Quote all of the data below exactly, please.
## begin
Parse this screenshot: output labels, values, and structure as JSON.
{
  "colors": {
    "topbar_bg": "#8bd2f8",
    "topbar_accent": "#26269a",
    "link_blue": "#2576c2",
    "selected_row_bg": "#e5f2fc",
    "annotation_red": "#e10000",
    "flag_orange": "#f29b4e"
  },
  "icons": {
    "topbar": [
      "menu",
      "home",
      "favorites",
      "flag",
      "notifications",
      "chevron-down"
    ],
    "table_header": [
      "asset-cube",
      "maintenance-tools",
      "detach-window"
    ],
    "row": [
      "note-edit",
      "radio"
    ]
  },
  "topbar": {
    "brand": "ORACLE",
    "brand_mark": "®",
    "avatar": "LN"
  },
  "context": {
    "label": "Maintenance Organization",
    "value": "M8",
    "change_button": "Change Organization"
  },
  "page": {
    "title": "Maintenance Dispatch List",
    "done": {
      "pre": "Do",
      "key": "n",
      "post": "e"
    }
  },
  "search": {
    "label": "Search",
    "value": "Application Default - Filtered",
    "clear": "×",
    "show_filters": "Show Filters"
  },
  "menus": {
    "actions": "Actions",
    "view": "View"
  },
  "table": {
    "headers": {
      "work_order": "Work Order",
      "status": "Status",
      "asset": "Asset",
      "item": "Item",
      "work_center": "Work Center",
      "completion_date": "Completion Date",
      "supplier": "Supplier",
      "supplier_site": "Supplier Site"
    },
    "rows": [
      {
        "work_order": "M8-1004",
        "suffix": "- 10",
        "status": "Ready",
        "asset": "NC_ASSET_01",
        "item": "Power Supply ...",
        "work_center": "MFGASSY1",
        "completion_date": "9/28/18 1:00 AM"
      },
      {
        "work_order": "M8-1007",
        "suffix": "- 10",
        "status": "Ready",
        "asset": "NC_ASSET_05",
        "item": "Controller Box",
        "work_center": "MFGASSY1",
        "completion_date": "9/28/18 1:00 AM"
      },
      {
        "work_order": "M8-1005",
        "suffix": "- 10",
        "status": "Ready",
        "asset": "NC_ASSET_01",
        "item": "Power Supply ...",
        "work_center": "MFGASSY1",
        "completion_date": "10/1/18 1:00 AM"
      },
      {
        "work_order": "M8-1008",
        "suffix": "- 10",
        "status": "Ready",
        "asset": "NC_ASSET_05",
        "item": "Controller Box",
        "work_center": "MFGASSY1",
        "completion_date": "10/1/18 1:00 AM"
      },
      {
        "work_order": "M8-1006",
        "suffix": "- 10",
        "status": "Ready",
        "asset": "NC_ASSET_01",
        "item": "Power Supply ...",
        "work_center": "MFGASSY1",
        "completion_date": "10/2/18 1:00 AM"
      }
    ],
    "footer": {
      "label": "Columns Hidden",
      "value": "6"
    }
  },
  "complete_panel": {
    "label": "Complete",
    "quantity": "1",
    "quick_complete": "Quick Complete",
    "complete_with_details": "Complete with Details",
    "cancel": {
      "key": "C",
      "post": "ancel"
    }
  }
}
## end
_Right answer:_
Parse this screenshot: output labels, values, and structure as JSON.
{
  "colors": {
    "topbar_bg": "#8bd2f8",
    "topbar_accent": "#26269a",
    "link_blue": "#2576c2",
    "selected_row_bg": "#e5f2fc",
    "annotation_red": "#e10000",
    "flag_orange": "#f29b4e"
  },
  "icons": {
    "topbar": [
      "menu",
      "home",
      "favorites",
      "flag",
      "notifications",
      "chevron-down"
    ],
    "table_header": [
      "asset-cube",
      "maintenance-tools",
      "detach-window"
    ],
    "row": [
      "note-edit",
      "radio"
    ]
  },
  "topbar": {
    "brand": "ORACLE",
    "brand_mark": "®",
    "avatar": "LN"
  },
  "context": {
    "label": "Maintenance Organization",
    "value": "M8",
    "change_button": "Change Organization"
  },
  "page": {
    "title": "Maintenance Dispatch List",
    "done": {
      "pre": "Do",
      "key": "n",
      "post": "e"
    }
  },
  "search": {
    "label": "Search",
    "value": "Application Default - Filtered",
    "clear": "×",
    "show_filters": "Show Filters"
  },
  "menus": {
    "actions": "Actions",
    "view": "View"
  },
  "table": {
    "headers": {
      "work_order": "Work Order",
      "status": "Status",
      "asset": "Asset",
      "item": "Item",
      "work_center": "Work Center",
      "completion_date": "Completion Date",
      "supplier": "Supplier",
      "supplier_site": "Supplier Site"
    },
    "rows": [
      {
        "work_order": "M8-1004",
        "suffix": "- 10",
        "status": "Ready",
        "asset": "NC_ASSET_01",
        "item": "Power Supply ...",
        "work_center": "MFGASSY1",
        "completion_date": "9/28/18 1:00 AM"
      },
      {
        "work_order": "M8-1007",
        "suffix": "- 10",
        "status": "Ready",
        "asset": "NC_ASSET_05",
        "item": "Controller Box",
        "work_center": "MFGASSY1",
        "completion_date": "9/28/18 1:00 AM"
      },
      {
        "work_order": "M8-1005",
        "suffix": "- 10",
        "status": "Ready",
        "asset": "NC_ASSET_01",
        "item": "Power Supply ...",
        "work_center": "MFGASSY1",
        "completion_date": "10/1/18 1:00 AM"
      },
      {
        "work_order": "M8-1008",
        "suffix": "- 10",
        "status": "Ready",
        "asset": "NC_ASSET_05",
        "item": "Controller Box",
        "work_center": "MFGASSY1",
        "completion_date": "10/1/18 1:00 AM"
      },
      {
        "work_order": "M8-1006",
        "suffix": "- 10",
        "status": "Ready",
        "asset": "NC_ASSET_01",
        "item": "Power Supply ...",
        "work_center": "MFGASSY1",
        "completion_date": "10/2/18 1:00 AM"
      }
    ],
    "footer": {
      "label": "Columns Hidden",
      "value": "6"
    }
  },
  "complete_panel": {
    "label": "Complete",
    "quantity": "1",
    "quick_complete": "Quick Complete",
    "complete_with_details": "Complete with Details",
    "cancel": {
      "key": "C",
      "post": "ancel"
    }
  }
}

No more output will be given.